Items from a data source
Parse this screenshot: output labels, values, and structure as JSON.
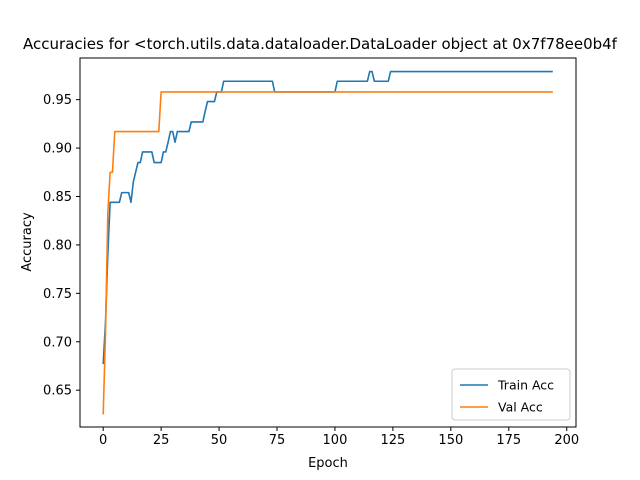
{
  "chart_data": {
    "type": "line",
    "title": "Accuracies for <torch.utils.data.dataloader.DataLoader object at 0x7f78ee0b4f",
    "xlabel": "Epoch",
    "ylabel": "Accuracy",
    "xlim": [
      -10,
      204
    ],
    "ylim": [
      0.612,
      0.993
    ],
    "xticks": [
      0,
      25,
      50,
      75,
      100,
      125,
      150,
      175,
      200
    ],
    "yticks": [
      0.65,
      0.7,
      0.75,
      0.8,
      0.85,
      0.9,
      0.95
    ],
    "xtick_labels": [
      "0",
      "25",
      "50",
      "75",
      "100",
      "125",
      "150",
      "175",
      "200"
    ],
    "ytick_labels": [
      "0.65",
      "0.70",
      "0.75",
      "0.80",
      "0.85",
      "0.90",
      "0.95"
    ],
    "grid": false,
    "legend_position": "bottom-right",
    "series": [
      {
        "name": "Train Acc",
        "color": "#1f77b4",
        "points": [
          [
            0,
            0.677
          ],
          [
            1,
            0.72
          ],
          [
            2,
            0.79
          ],
          [
            3,
            0.844
          ],
          [
            4,
            0.844
          ],
          [
            5,
            0.844
          ],
          [
            6,
            0.844
          ],
          [
            7,
            0.844
          ],
          [
            8,
            0.854
          ],
          [
            9,
            0.854
          ],
          [
            10,
            0.854
          ],
          [
            11,
            0.854
          ],
          [
            12,
            0.844
          ],
          [
            13,
            0.865
          ],
          [
            14,
            0.875
          ],
          [
            15,
            0.885
          ],
          [
            16,
            0.885
          ],
          [
            17,
            0.896
          ],
          [
            18,
            0.896
          ],
          [
            19,
            0.896
          ],
          [
            20,
            0.896
          ],
          [
            21,
            0.896
          ],
          [
            22,
            0.885
          ],
          [
            23,
            0.885
          ],
          [
            24,
            0.885
          ],
          [
            25,
            0.885
          ],
          [
            26,
            0.896
          ],
          [
            27,
            0.896
          ],
          [
            28,
            0.906
          ],
          [
            29,
            0.917
          ],
          [
            30,
            0.917
          ],
          [
            31,
            0.906
          ],
          [
            32,
            0.917
          ],
          [
            33,
            0.917
          ],
          [
            34,
            0.917
          ],
          [
            35,
            0.917
          ],
          [
            36,
            0.917
          ],
          [
            37,
            0.917
          ],
          [
            38,
            0.927
          ],
          [
            39,
            0.927
          ],
          [
            40,
            0.927
          ],
          [
            41,
            0.927
          ],
          [
            42,
            0.927
          ],
          [
            43,
            0.927
          ],
          [
            44,
            0.938
          ],
          [
            45,
            0.948
          ],
          [
            46,
            0.948
          ],
          [
            47,
            0.948
          ],
          [
            48,
            0.948
          ],
          [
            49,
            0.958
          ],
          [
            50,
            0.958
          ],
          [
            51,
            0.958
          ],
          [
            52,
            0.969
          ],
          [
            53,
            0.969
          ],
          [
            72,
            0.969
          ],
          [
            73,
            0.969
          ],
          [
            74,
            0.958
          ],
          [
            99,
            0.958
          ],
          [
            100,
            0.958
          ],
          [
            101,
            0.969
          ],
          [
            114,
            0.969
          ],
          [
            115,
            0.979
          ],
          [
            116,
            0.979
          ],
          [
            117,
            0.969
          ],
          [
            123,
            0.969
          ],
          [
            124,
            0.979
          ],
          [
            194,
            0.979
          ]
        ]
      },
      {
        "name": "Val Acc",
        "color": "#ff7f0e",
        "points": [
          [
            0,
            0.625
          ],
          [
            1,
            0.708
          ],
          [
            2,
            0.833
          ],
          [
            3,
            0.875
          ],
          [
            4,
            0.875
          ],
          [
            5,
            0.917
          ],
          [
            24,
            0.917
          ],
          [
            25,
            0.958
          ],
          [
            194,
            0.958
          ]
        ]
      }
    ]
  }
}
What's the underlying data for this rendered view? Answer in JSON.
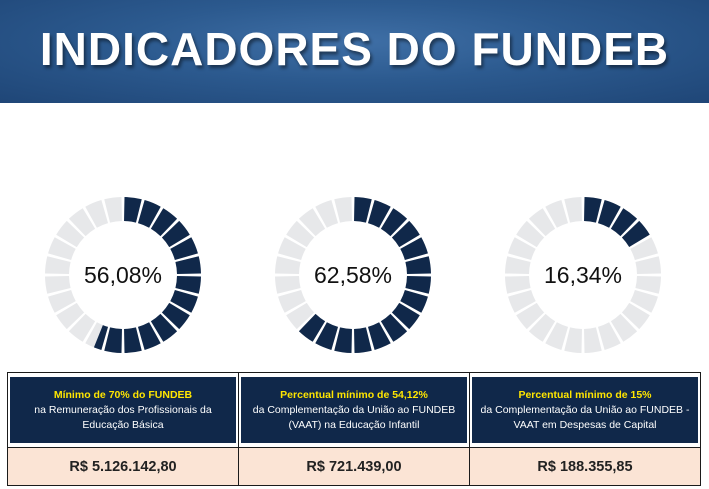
{
  "header": {
    "title": "INDICADORES DO FUNDEB"
  },
  "colors": {
    "filled": "#10284a",
    "empty": "#e7e8ea",
    "title_accent": "#ffe600",
    "value_bg": "#fbe4d5"
  },
  "indicators": [
    {
      "percentage_label": "56,08%",
      "percentage_value": 56.08,
      "title": "Mínimo de 70% do FUNDEB",
      "description": "na Remuneração dos Profissionais da Educação Básica",
      "amount": "R$ 5.126.142,80"
    },
    {
      "percentage_label": "62,58%",
      "percentage_value": 62.58,
      "title": "Percentual mínimo de 54,12%",
      "description": "da Complementação da União ao FUNDEB (VAAT) na Educação Infantil",
      "amount": "R$ 721.439,00"
    },
    {
      "percentage_label": "16,34%",
      "percentage_value": 16.34,
      "title": "Percentual mínimo de 15%",
      "description": "da Complementação da União ao FUNDEB - VAAT em Despesas de Capital",
      "amount": "R$ 188.355,85"
    }
  ]
}
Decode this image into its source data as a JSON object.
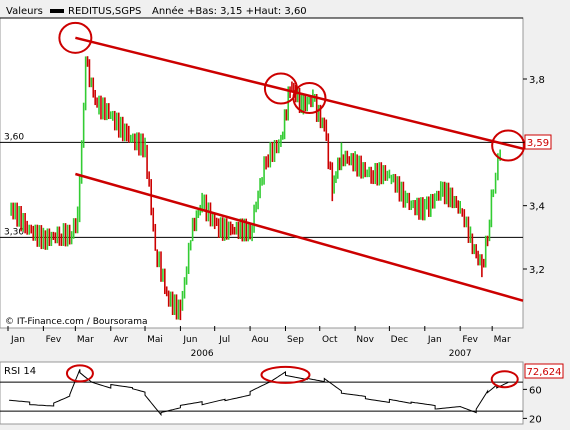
{
  "header": {
    "label": "Valeurs",
    "ticker": "REDITUS,SGPS",
    "range_text": "Année +Bas: 3,15 +Haut: 3,60"
  },
  "credit": "© IT-Finance.com / Boursorama",
  "chart_data": [
    {
      "type": "line",
      "title": "",
      "series": [
        {
          "name": "REDITUS,SGPS",
          "color": "#cc0000",
          "up_color": "#33cc33",
          "down_color": "#cc0000",
          "x": [
            "2006-01-02",
            "2006-01-16",
            "2006-02-01",
            "2006-02-15",
            "2006-02-24",
            "2006-03-03",
            "2006-03-10",
            "2006-03-20",
            "2006-04-01",
            "2006-04-15",
            "2006-05-01",
            "2006-05-10",
            "2006-05-20",
            "2006-06-01",
            "2006-06-10",
            "2006-06-20",
            "2006-07-01",
            "2006-07-15",
            "2006-08-01",
            "2006-08-15",
            "2006-08-28",
            "2006-09-05",
            "2006-09-15",
            "2006-09-25",
            "2006-10-05",
            "2006-10-12",
            "2006-10-20",
            "2006-11-01",
            "2006-11-15",
            "2006-12-01",
            "2006-12-15",
            "2007-01-01",
            "2007-01-15",
            "2007-02-01",
            "2007-02-10",
            "2007-02-20",
            "2007-02-25",
            "2007-03-02",
            "2007-03-08"
          ],
          "values": [
            3.38,
            3.34,
            3.31,
            3.3,
            3.29,
            3.36,
            3.86,
            3.7,
            3.68,
            3.64,
            3.58,
            3.25,
            3.12,
            3.08,
            3.3,
            3.4,
            3.35,
            3.33,
            3.3,
            3.55,
            3.62,
            3.78,
            3.7,
            3.74,
            3.66,
            3.45,
            3.55,
            3.55,
            3.5,
            3.48,
            3.42,
            3.4,
            3.44,
            3.38,
            3.3,
            3.22,
            3.3,
            3.45,
            3.59
          ]
        }
      ],
      "trendlines": [
        {
          "name": "upper-channel",
          "color": "#cc0000",
          "from": {
            "x": "2006-03-01",
            "y": 3.93
          },
          "to": {
            "x": "2007-03-28",
            "y": 3.58
          }
        },
        {
          "name": "lower-channel",
          "color": "#cc0000",
          "from": {
            "x": "2006-03-01",
            "y": 3.5
          },
          "to": {
            "x": "2007-03-28",
            "y": 3.1
          }
        }
      ],
      "highlights": [
        {
          "x": "2006-03-01",
          "y": 3.93
        },
        {
          "x": "2006-08-28",
          "y": 3.77
        },
        {
          "x": "2006-09-22",
          "y": 3.74
        },
        {
          "x": "2007-03-15",
          "y": 3.59
        }
      ],
      "reference_lines": [
        {
          "y": 3.6,
          "label": "3,60"
        },
        {
          "y": 3.3,
          "label": "3,30"
        }
      ],
      "last_value_label": "3,59",
      "x_tick_labels": [
        "Jan",
        "Fev",
        "Mar",
        "Avr",
        "Mai",
        "Jun",
        "Jul",
        "Aou",
        "Sep",
        "Oct",
        "Nov",
        "Dec",
        "Jan",
        "Fev",
        "Mar"
      ],
      "x_ticks": [
        "2006-01-01",
        "2006-02-01",
        "2006-03-01",
        "2006-04-01",
        "2006-05-01",
        "2006-06-01",
        "2006-07-01",
        "2006-08-01",
        "2006-09-01",
        "2006-10-01",
        "2006-11-01",
        "2006-12-01",
        "2007-01-01",
        "2007-02-01",
        "2007-03-01"
      ],
      "x_year_labels": [
        {
          "x": "2006-06-20",
          "label": "2006"
        },
        {
          "x": "2007-02-01",
          "label": "2007"
        }
      ],
      "xlim": [
        "2005-12-25",
        "2007-03-28"
      ],
      "y_ticks": [
        3.2,
        3.4,
        3.6,
        3.8
      ],
      "y_tick_labels": [
        "3,2",
        "3,4",
        "3,6",
        "3,8"
      ],
      "ylim": [
        3.02,
        3.98
      ],
      "grid": false
    },
    {
      "type": "line",
      "title": "RSI 14",
      "series": [
        {
          "name": "RSI 14",
          "color": "#000000",
          "x": [
            "2006-01-02",
            "2006-01-20",
            "2006-02-10",
            "2006-02-24",
            "2006-03-05",
            "2006-03-15",
            "2006-04-01",
            "2006-04-20",
            "2006-05-01",
            "2006-05-15",
            "2006-06-01",
            "2006-06-20",
            "2006-07-10",
            "2006-08-01",
            "2006-08-20",
            "2006-09-01",
            "2006-09-20",
            "2006-10-05",
            "2006-10-20",
            "2006-11-10",
            "2006-12-01",
            "2006-12-20",
            "2007-01-10",
            "2007-02-01",
            "2007-02-15",
            "2007-02-25",
            "2007-03-05",
            "2007-03-15"
          ],
          "values": [
            45,
            42,
            40,
            50,
            85,
            72,
            64,
            60,
            55,
            28,
            35,
            40,
            47,
            55,
            70,
            82,
            76,
            72,
            55,
            50,
            45,
            40,
            35,
            38,
            30,
            55,
            65,
            72.6
          ]
        }
      ],
      "highlights": [
        {
          "x": "2006-03-05",
          "y": 82
        },
        {
          "x": "2006-09-01",
          "y": 80
        },
        {
          "x": "2007-03-12",
          "y": 74
        }
      ],
      "reference_lines": [
        {
          "y": 70
        },
        {
          "y": 30
        }
      ],
      "last_value_label": "72,624",
      "y_ticks": [
        20,
        60
      ],
      "y_tick_labels": [
        "20",
        "60"
      ],
      "ylim": [
        15,
        95
      ]
    }
  ]
}
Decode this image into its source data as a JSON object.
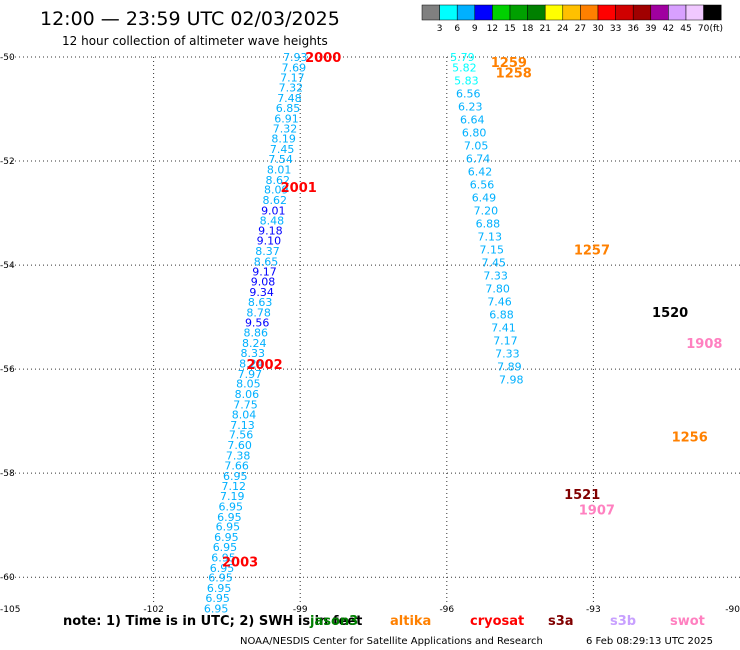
{
  "chart_data": {
    "type": "scatter",
    "title": "12:00 — 23:59 UTC 02/03/2025",
    "subtitle": "12 hour collection of altimeter wave heights",
    "x_axis": {
      "range": [
        -105,
        -90
      ],
      "ticks": [
        -105,
        -102,
        -99,
        -96,
        -93,
        -90
      ],
      "tick_labels": [
        "-105",
        "-102",
        "-99",
        "-96",
        "-93",
        "-90"
      ]
    },
    "y_axis": {
      "range": [
        -60.4,
        -50
      ],
      "ticks": [
        -50,
        -52,
        -54,
        -56,
        -58,
        -60
      ],
      "tick_labels": [
        "-50",
        "-52",
        "-54",
        "-56",
        "-58",
        "-60"
      ]
    },
    "grid": "dotted",
    "color_scale": {
      "unit_label": "(ft)",
      "thresholds": [
        0,
        3,
        6,
        9,
        12,
        15,
        18,
        21,
        24,
        27,
        30,
        33,
        36,
        39,
        42,
        45,
        70
      ],
      "labels": [
        "3",
        "6",
        "9",
        "12",
        "15",
        "18",
        "21",
        "24",
        "27",
        "30",
        "33",
        "36",
        "39",
        "42",
        "45",
        "70"
      ],
      "colors": [
        "#808080",
        "#00ffff",
        "#00b0ff",
        "#0000ff",
        "#00d000",
        "#00a000",
        "#008000",
        "#ffff00",
        "#ffc000",
        "#ff8000",
        "#ff0000",
        "#d00000",
        "#a00000",
        "#a000a0",
        "#d8a0ff",
        "#f0c8ff",
        "#000000"
      ]
    },
    "tracks": [
      {
        "id": "A",
        "x": [
          -99.1,
          -99.13,
          -99.16,
          -99.19,
          -99.22,
          -99.25,
          -99.28,
          -99.31,
          -99.34,
          -99.37,
          -99.4,
          -99.43,
          -99.46,
          -99.49,
          -99.52,
          -99.55,
          -99.58,
          -99.61,
          -99.64,
          -99.67,
          -99.7,
          -99.73,
          -99.76,
          -99.79,
          -99.82,
          -99.85,
          -99.88,
          -99.91,
          -99.94,
          -99.97,
          -100.0,
          -100.03,
          -100.06,
          -100.09,
          -100.12,
          -100.15,
          -100.18,
          -100.21,
          -100.24,
          -100.27,
          -100.3,
          -100.33,
          -100.36,
          -100.39,
          -100.42,
          -100.45,
          -100.48,
          -100.51,
          -100.54,
          -100.57,
          -100.6,
          -100.63,
          -100.66,
          -100.69,
          -100.72
        ],
        "y": [
          -50.0,
          -50.2,
          -50.39,
          -50.59,
          -50.79,
          -50.98,
          -51.18,
          -51.37,
          -51.57,
          -51.77,
          -51.96,
          -52.16,
          -52.36,
          -52.55,
          -52.75,
          -52.95,
          -53.14,
          -53.34,
          -53.53,
          -53.73,
          -53.93,
          -54.12,
          -54.32,
          -54.52,
          -54.71,
          -54.91,
          -55.1,
          -55.3,
          -55.5,
          -55.69,
          -55.89,
          -56.09,
          -56.28,
          -56.48,
          -56.68,
          -56.87,
          -57.07,
          -57.26,
          -57.46,
          -57.66,
          -57.85,
          -58.05,
          -58.25,
          -58.44,
          -58.64,
          -58.84,
          -59.03,
          -59.23,
          -59.42,
          -59.62,
          -59.82,
          -60.01,
          -60.21,
          -60.4,
          -60.6
        ],
        "values": [
          7.93,
          7.69,
          7.17,
          7.32,
          7.48,
          6.85,
          6.91,
          7.32,
          8.19,
          7.45,
          7.54,
          8.01,
          8.62,
          8.09,
          8.62,
          9.01,
          8.48,
          9.18,
          9.1,
          8.37,
          8.65,
          9.17,
          9.08,
          9.34,
          8.63,
          8.78,
          9.56,
          8.86,
          8.24,
          8.33,
          8.24,
          7.97,
          8.05,
          8.06,
          7.75,
          8.04,
          7.13,
          7.56,
          7.6,
          7.38,
          7.66,
          6.95,
          7.12,
          7.19,
          6.95,
          6.95,
          6.95,
          6.95,
          6.95,
          6.95,
          6.95,
          6.95,
          6.95,
          6.95,
          6.95
        ]
      },
      {
        "id": "B",
        "x": [
          -95.68,
          -95.64,
          -95.6,
          -95.56,
          -95.52,
          -95.48,
          -95.44,
          -95.4,
          -95.36,
          -95.32,
          -95.28,
          -95.24,
          -95.2,
          -95.16,
          -95.12,
          -95.08,
          -95.04,
          -95.0,
          -94.96,
          -94.92,
          -94.88,
          -94.84,
          -94.8,
          -94.76,
          -94.72,
          -94.68
        ],
        "y": [
          -50.0,
          -50.2,
          -50.45,
          -50.7,
          -50.95,
          -51.2,
          -51.45,
          -51.7,
          -51.95,
          -52.2,
          -52.45,
          -52.7,
          -52.95,
          -53.2,
          -53.45,
          -53.7,
          -53.95,
          -54.2,
          -54.45,
          -54.7,
          -54.95,
          -55.2,
          -55.45,
          -55.7,
          -55.95,
          -56.2
        ],
        "values": [
          5.79,
          5.82,
          5.83,
          6.56,
          6.23,
          6.64,
          6.8,
          7.05,
          6.74,
          6.42,
          6.56,
          6.49,
          7.2,
          6.88,
          7.13,
          7.15,
          7.45,
          7.33,
          7.8,
          7.46,
          6.88,
          7.41,
          7.17,
          7.33,
          7.89,
          7.98
        ]
      }
    ],
    "pass_labels": [
      {
        "text": "2000",
        "x": -98.9,
        "y": -50.0,
        "color": "#ff0000"
      },
      {
        "text": "2001",
        "x": -99.4,
        "y": -52.5,
        "color": "#ff0000"
      },
      {
        "text": "2002",
        "x": -100.1,
        "y": -55.9,
        "color": "#ff0000"
      },
      {
        "text": "2003",
        "x": -100.6,
        "y": -59.7,
        "color": "#ff0000"
      },
      {
        "text": "1259",
        "x": -95.1,
        "y": -50.1,
        "color": "#ff8000"
      },
      {
        "text": "1258",
        "x": -95.0,
        "y": -50.3,
        "color": "#ff8000"
      },
      {
        "text": "1257",
        "x": -93.4,
        "y": -53.7,
        "color": "#ff8000"
      },
      {
        "text": "1256",
        "x": -91.4,
        "y": -57.3,
        "color": "#ff8000"
      },
      {
        "text": "1520",
        "x": -91.8,
        "y": -54.9,
        "color": "#000000"
      },
      {
        "text": "1521",
        "x": -93.6,
        "y": -58.4,
        "color": "#800000"
      },
      {
        "text": "1908",
        "x": -91.1,
        "y": -55.5,
        "color": "#ff80c0"
      },
      {
        "text": "1907",
        "x": -93.3,
        "y": -58.7,
        "color": "#ff80c0"
      }
    ]
  },
  "footer": {
    "note": "note:  1) Time is in UTC;  2) SWH is in feet",
    "missions": [
      {
        "name": "jason3",
        "color": "#008000"
      },
      {
        "name": "altika",
        "color": "#ff8000"
      },
      {
        "name": "cryosat",
        "color": "#ff0000"
      },
      {
        "name": "s3a",
        "color": "#800000"
      },
      {
        "name": "s3b",
        "color": "#c8a0ff"
      },
      {
        "name": "swot",
        "color": "#ff80c0"
      }
    ],
    "credit": "NOAA/NESDIS Center for Satellite Applications and Research",
    "timestamp": "6 Feb 08:29:13 UTC 2025"
  }
}
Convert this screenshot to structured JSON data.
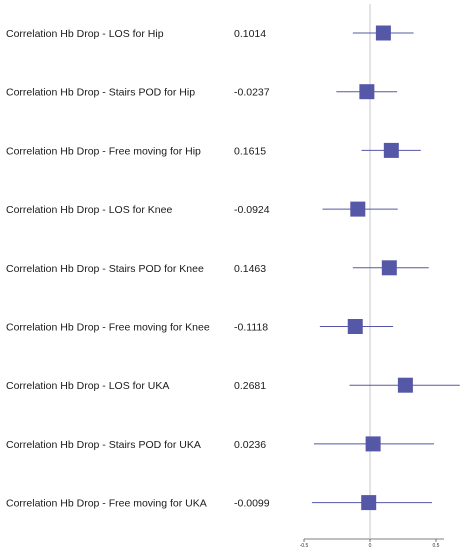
{
  "chart_data": {
    "type": "forest",
    "xlim": [
      -0.5,
      0.5
    ],
    "x_ticks": [
      -0.5,
      0,
      0.5
    ],
    "x_tick_labels": [
      "-0.5",
      "0",
      "0.5"
    ],
    "reference_line": 0,
    "marker_color": "#5558a6",
    "line_color": "#5558a6",
    "rows": [
      {
        "label": "Correlation Hb Drop - LOS for Hip",
        "value_text": "0.1014",
        "estimate": 0.1014,
        "ci_low": -0.13,
        "ci_high": 0.33
      },
      {
        "label": "Correlation Hb Drop - Stairs POD for Hip",
        "value_text": "-0.0237",
        "estimate": -0.0237,
        "ci_low": -0.255,
        "ci_high": 0.205
      },
      {
        "label": "Correlation Hb Drop - Free moving for Hip",
        "value_text": "0.1615",
        "estimate": 0.1615,
        "ci_low": -0.065,
        "ci_high": 0.385
      },
      {
        "label": "Correlation Hb Drop - LOS for Knee",
        "value_text": "-0.0924",
        "estimate": -0.0924,
        "ci_low": -0.36,
        "ci_high": 0.21
      },
      {
        "label": "Correlation Hb Drop - Stairs POD for Knee",
        "value_text": "0.1463",
        "estimate": 0.1463,
        "ci_low": -0.13,
        "ci_high": 0.445
      },
      {
        "label": "Correlation Hb Drop - Free moving for Knee",
        "value_text": "-0.1118",
        "estimate": -0.1118,
        "ci_low": -0.38,
        "ci_high": 0.175
      },
      {
        "label": "Correlation Hb Drop - LOS for UKA",
        "value_text": "0.2681",
        "estimate": 0.2681,
        "ci_low": -0.155,
        "ci_high": 0.68
      },
      {
        "label": "Correlation Hb Drop - Stairs POD for UKA",
        "value_text": "0.0236",
        "estimate": 0.0236,
        "ci_low": -0.425,
        "ci_high": 0.485
      },
      {
        "label": "Correlation Hb Drop - Free moving for UKA",
        "value_text": "-0.0099",
        "estimate": -0.0099,
        "ci_low": -0.44,
        "ci_high": 0.47
      }
    ]
  }
}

= AIM OF THE TASK =
Scan the material and collect every line that contains "type".

= RESULT BELOW =
    "type": "line",
      "type": "line",
      "type": "line",
    "type": "scatter",
    "type": "forest",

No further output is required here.